[Collection entries]
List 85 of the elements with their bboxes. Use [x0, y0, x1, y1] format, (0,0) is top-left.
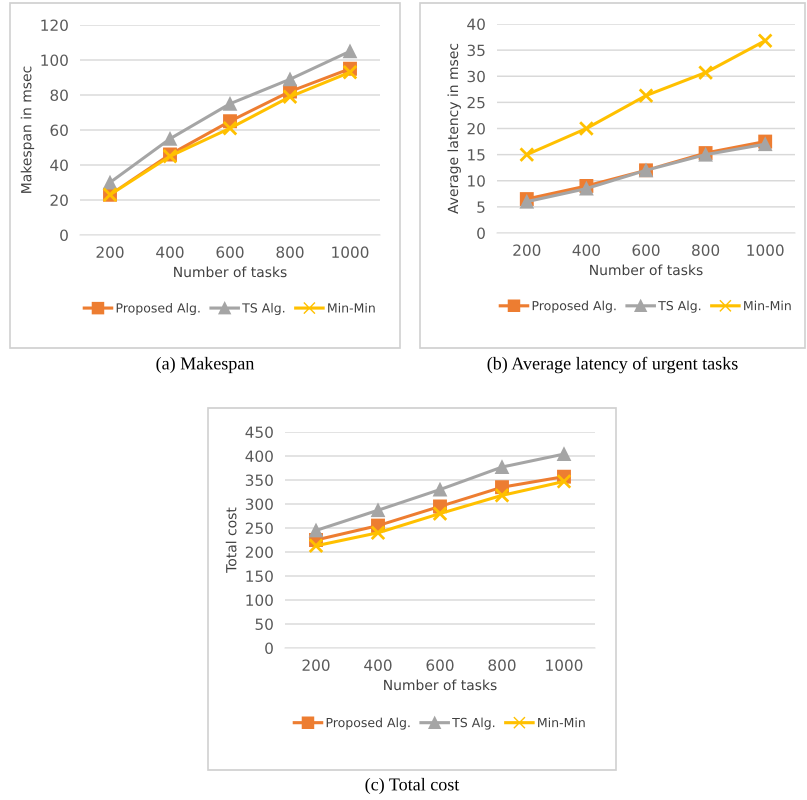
point: [557, 447, 571, 462]
y-tick-label: 120: [41, 19, 68, 32]
y-tick-label: 350: [246, 474, 273, 486]
point: [342, 64, 358, 80]
point: [698, 64, 714, 80]
point: [519, 146, 534, 162]
point: [371, 503, 385, 518]
point: [578, 120, 594, 136]
y-tick-label: 450: [245, 426, 273, 438]
legend-label: TS Alg.: [452, 718, 494, 730]
x-tick-label: 1000: [332, 246, 368, 258]
y-tick-label: 0: [477, 227, 485, 240]
x-tick-label: 1000: [747, 244, 784, 256]
point: [309, 523, 323, 538]
x-tick-label: 1000: [546, 659, 582, 671]
y-tick-label: 250: [246, 522, 273, 534]
y-tick-label: 30: [468, 70, 485, 82]
point: [758, 33, 773, 48]
point: [432, 506, 448, 522]
x-tick-label: 800: [488, 659, 516, 671]
x-axis-title: Number of tasks: [174, 266, 287, 278]
point: [370, 525, 386, 540]
point: [494, 488, 510, 503]
y-tick-label: 15: [468, 149, 485, 161]
x-tick-label: 200: [96, 246, 124, 258]
legend-label: Proposed Alg.: [326, 718, 410, 730]
x-axis-title: Number of tasks: [590, 264, 703, 276]
legend-label: Min-Min: [744, 300, 791, 310]
y-tick-label: 200: [246, 546, 273, 558]
y-tick-label: 40: [467, 18, 485, 30]
text: (a) Makespan: [156, 356, 254, 374]
text: (c) Total cost: [365, 778, 460, 794]
y-axis-title: Makespan in msec: [20, 66, 34, 193]
y-tick-label: 80: [50, 89, 68, 102]
y-tick-label: 0: [265, 642, 273, 654]
y-tick-label: 10: [468, 175, 485, 187]
x-tick-label: 600: [632, 244, 660, 256]
point: [103, 176, 117, 190]
legend-label: Proposed Alg.: [532, 300, 616, 313]
x-tick-label: 200: [302, 659, 330, 671]
y-tick-label: 40: [50, 159, 68, 172]
point: [283, 72, 297, 86]
x-tick-label: 800: [276, 246, 304, 258]
y-tick-label: 5: [477, 202, 485, 213]
x-axis-title: Number of tasks: [384, 679, 497, 690]
y-tick-label: 20: [50, 194, 68, 206]
point: [758, 137, 772, 152]
point: [579, 182, 594, 196]
point: [223, 96, 237, 111]
x-tick-label: 600: [426, 659, 454, 671]
y-tick-label: 300: [246, 498, 273, 510]
x-tick-label: 200: [513, 244, 540, 256]
point: [495, 460, 509, 474]
x-tick-label: 600: [216, 246, 244, 258]
point: [520, 194, 534, 209]
y-axis-title: Total cost: [226, 508, 236, 573]
point: [282, 89, 298, 104]
legend-label: Proposed Alg.: [116, 302, 200, 316]
y-axis-title: Average latency in msec: [447, 44, 461, 214]
y-tick-label: 400: [245, 450, 273, 462]
point: [163, 132, 177, 146]
x-tick-label: 400: [364, 659, 392, 671]
point: [222, 120, 238, 136]
y-tick-label: 20: [468, 122, 485, 135]
x-tick-label: 400: [156, 246, 184, 258]
y-tick-label: 150: [246, 570, 273, 582]
point: [556, 474, 572, 490]
legend-label: TS Alg.: [242, 302, 284, 316]
y-tick-label: 25: [468, 96, 485, 108]
point: [638, 88, 654, 104]
point: [433, 482, 447, 497]
point: [308, 538, 324, 554]
y-tick-label: 35: [468, 44, 485, 56]
point: [343, 44, 357, 58]
y-tick-label: 0: [60, 229, 68, 242]
y-tick-label: 50: [256, 618, 273, 630]
x-tick-label: 800: [692, 244, 720, 256]
y-tick-label: 60: [50, 124, 68, 136]
legend-label: Min-Min: [328, 302, 375, 312]
y-tick-label: 100: [41, 54, 68, 66]
legend-label: TS Alg.: [658, 300, 700, 313]
legend-label: Min-Min: [538, 718, 585, 728]
text: (b) Average latency of urgent tasks: [488, 356, 738, 374]
x-tick-label: 400: [572, 244, 600, 256]
y-tick-label: 100: [246, 594, 273, 606]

* [PROMPT]
Show each line above that contains the string "axis".

* [RESULT OF THIS EXERCISE]
x-axis-title: Number of tasks: [174, 266, 287, 278]
x-axis-title: Number of tasks: [590, 264, 703, 276]
y-axis-title: Makespan in msec: [20, 66, 34, 193]
x-axis-title: Number of tasks: [384, 679, 497, 690]
y-axis-title: Total cost: [226, 508, 236, 573]
y-axis-title: Average latency in msec: [447, 44, 461, 214]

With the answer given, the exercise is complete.